ROWS:
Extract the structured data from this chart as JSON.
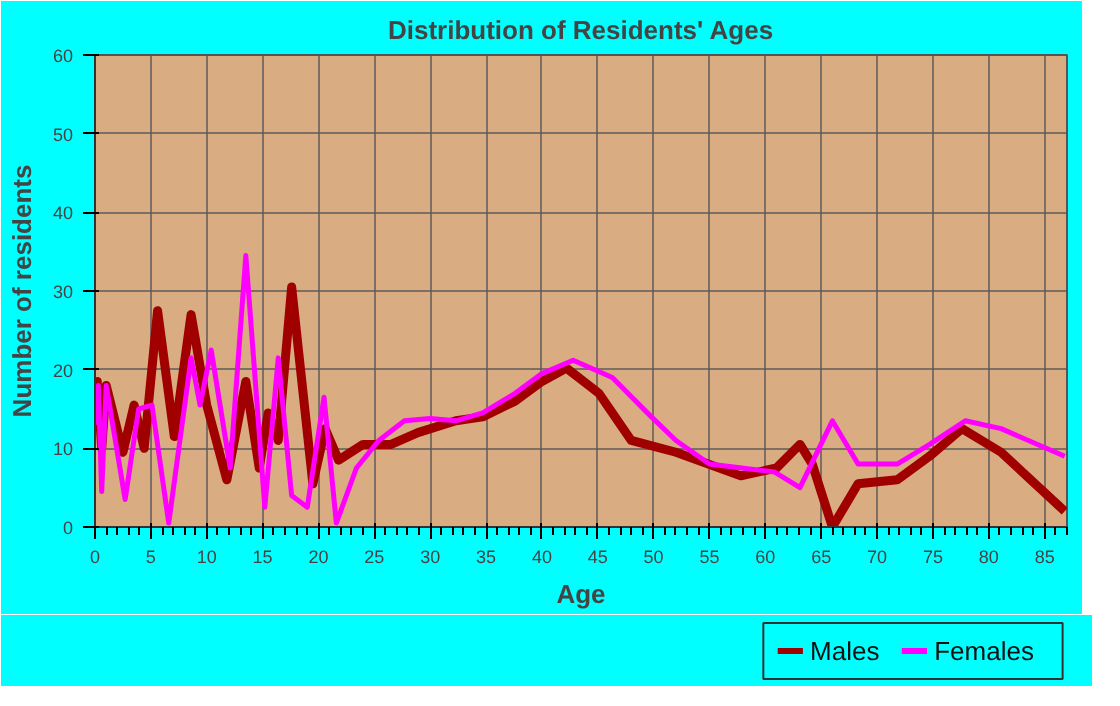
{
  "chart_data": {
    "type": "line",
    "title": "Distribution of Residents' Ages",
    "xlabel": "Age",
    "ylabel": "Number of residents",
    "xlim": [
      0,
      87
    ],
    "ylim": [
      0,
      60
    ],
    "xticks": [
      0,
      5,
      10,
      15,
      20,
      25,
      30,
      35,
      40,
      45,
      50,
      55,
      60,
      65,
      70,
      75,
      80,
      85
    ],
    "yticks": [
      0,
      10,
      20,
      30,
      40,
      50,
      60
    ],
    "grid": true,
    "legend": "bottom right",
    "marker": "none",
    "line_style": "solid",
    "series": [
      {
        "name": "Males",
        "color": "#a00000",
        "x": [
          0,
          0.2,
          0.6,
          1.0,
          2.5,
          3.5,
          4.4,
          5.6,
          7.1,
          8.6,
          10.0,
          11.8,
          13.5,
          14.7,
          15.5,
          16.4,
          17.6,
          19.5,
          20.6,
          21.8,
          24,
          26.5,
          28.9,
          32.3,
          34.7,
          37.6,
          40,
          42.2,
          45.1,
          48,
          52,
          57.8,
          61,
          63.1,
          64.2,
          66,
          68.3,
          71.8,
          74.7,
          77.6,
          81.1,
          86.8
        ],
        "values": [
          17,
          18.5,
          10,
          18,
          9.5,
          15.5,
          10,
          27.5,
          11.5,
          27,
          15.5,
          6,
          18.5,
          7.5,
          14.5,
          11,
          30.5,
          5.5,
          12.5,
          8.5,
          10.5,
          10.5,
          12,
          13.5,
          14,
          16,
          18.5,
          20.2,
          17,
          11,
          9.5,
          6.5,
          7.5,
          10.5,
          8,
          0,
          5.5,
          6,
          9,
          12.5,
          9.5,
          2
        ]
      },
      {
        "name": "Females",
        "color": "#ff00ff",
        "x": [
          0,
          0.3,
          0.6,
          1.0,
          2.7,
          3.9,
          5.1,
          6.6,
          8.6,
          9.4,
          10.4,
          12.1,
          13.5,
          15.2,
          16.4,
          17.6,
          19,
          20.5,
          21.6,
          23.4,
          25.4,
          27.7,
          30,
          32.3,
          34.7,
          37.6,
          40,
          42.8,
          46.3,
          49.8,
          52,
          55,
          60.8,
          63.1,
          66,
          68.3,
          71.8,
          74.7,
          77.9,
          81.1,
          86.8
        ],
        "values": [
          13,
          18,
          4.5,
          18,
          3.5,
          15,
          15.5,
          0.5,
          21.5,
          15.5,
          22.5,
          7.5,
          34.5,
          2.5,
          21.5,
          4,
          2.5,
          16.5,
          0.5,
          7.5,
          11,
          13.5,
          13.8,
          13.5,
          14.5,
          17,
          19.5,
          21.2,
          19,
          14,
          11,
          8,
          7,
          5,
          13.5,
          8,
          8,
          10.5,
          13.5,
          12.5,
          9
        ]
      }
    ]
  }
}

EXERCISE REQUIREMENTS:
Ignore the images and quote every line of the listing exactly.

SOLVED PROBLEM:
Extract the structured data from this chart as JSON.
{
  "chart_data": {
    "type": "line",
    "title": "Distribution of Residents' Ages",
    "xlabel": "Age",
    "ylabel": "Number of residents",
    "xlim": [
      0,
      87
    ],
    "ylim": [
      0,
      60
    ],
    "xticks": [
      0,
      5,
      10,
      15,
      20,
      25,
      30,
      35,
      40,
      45,
      50,
      55,
      60,
      65,
      70,
      75,
      80,
      85
    ],
    "yticks": [
      0,
      10,
      20,
      30,
      40,
      50,
      60
    ],
    "grid": true,
    "legend": "bottom right",
    "marker": "none",
    "line_style": "solid",
    "series": [
      {
        "name": "Males",
        "color": "#a00000",
        "x": [
          0,
          0.2,
          0.6,
          1.0,
          2.5,
          3.5,
          4.4,
          5.6,
          7.1,
          8.6,
          10.0,
          11.8,
          13.5,
          14.7,
          15.5,
          16.4,
          17.6,
          19.5,
          20.6,
          21.8,
          24,
          26.5,
          28.9,
          32.3,
          34.7,
          37.6,
          40,
          42.2,
          45.1,
          48,
          52,
          57.8,
          61,
          63.1,
          64.2,
          66,
          68.3,
          71.8,
          74.7,
          77.6,
          81.1,
          86.8
        ],
        "values": [
          17,
          18.5,
          10,
          18,
          9.5,
          15.5,
          10,
          27.5,
          11.5,
          27,
          15.5,
          6,
          18.5,
          7.5,
          14.5,
          11,
          30.5,
          5.5,
          12.5,
          8.5,
          10.5,
          10.5,
          12,
          13.5,
          14,
          16,
          18.5,
          20.2,
          17,
          11,
          9.5,
          6.5,
          7.5,
          10.5,
          8,
          0,
          5.5,
          6,
          9,
          12.5,
          9.5,
          2
        ]
      },
      {
        "name": "Females",
        "color": "#ff00ff",
        "x": [
          0,
          0.3,
          0.6,
          1.0,
          2.7,
          3.9,
          5.1,
          6.6,
          8.6,
          9.4,
          10.4,
          12.1,
          13.5,
          15.2,
          16.4,
          17.6,
          19,
          20.5,
          21.6,
          23.4,
          25.4,
          27.7,
          30,
          32.3,
          34.7,
          37.6,
          40,
          42.8,
          46.3,
          49.8,
          52,
          55,
          60.8,
          63.1,
          66,
          68.3,
          71.8,
          74.7,
          77.9,
          81.1,
          86.8
        ],
        "values": [
          13,
          18,
          4.5,
          18,
          3.5,
          15,
          15.5,
          0.5,
          21.5,
          15.5,
          22.5,
          7.5,
          34.5,
          2.5,
          21.5,
          4,
          2.5,
          16.5,
          0.5,
          7.5,
          11,
          13.5,
          13.8,
          13.5,
          14.5,
          17,
          19.5,
          21.2,
          19,
          14,
          11,
          8,
          7,
          5,
          13.5,
          8,
          8,
          10.5,
          13.5,
          12.5,
          9
        ]
      }
    ]
  }
}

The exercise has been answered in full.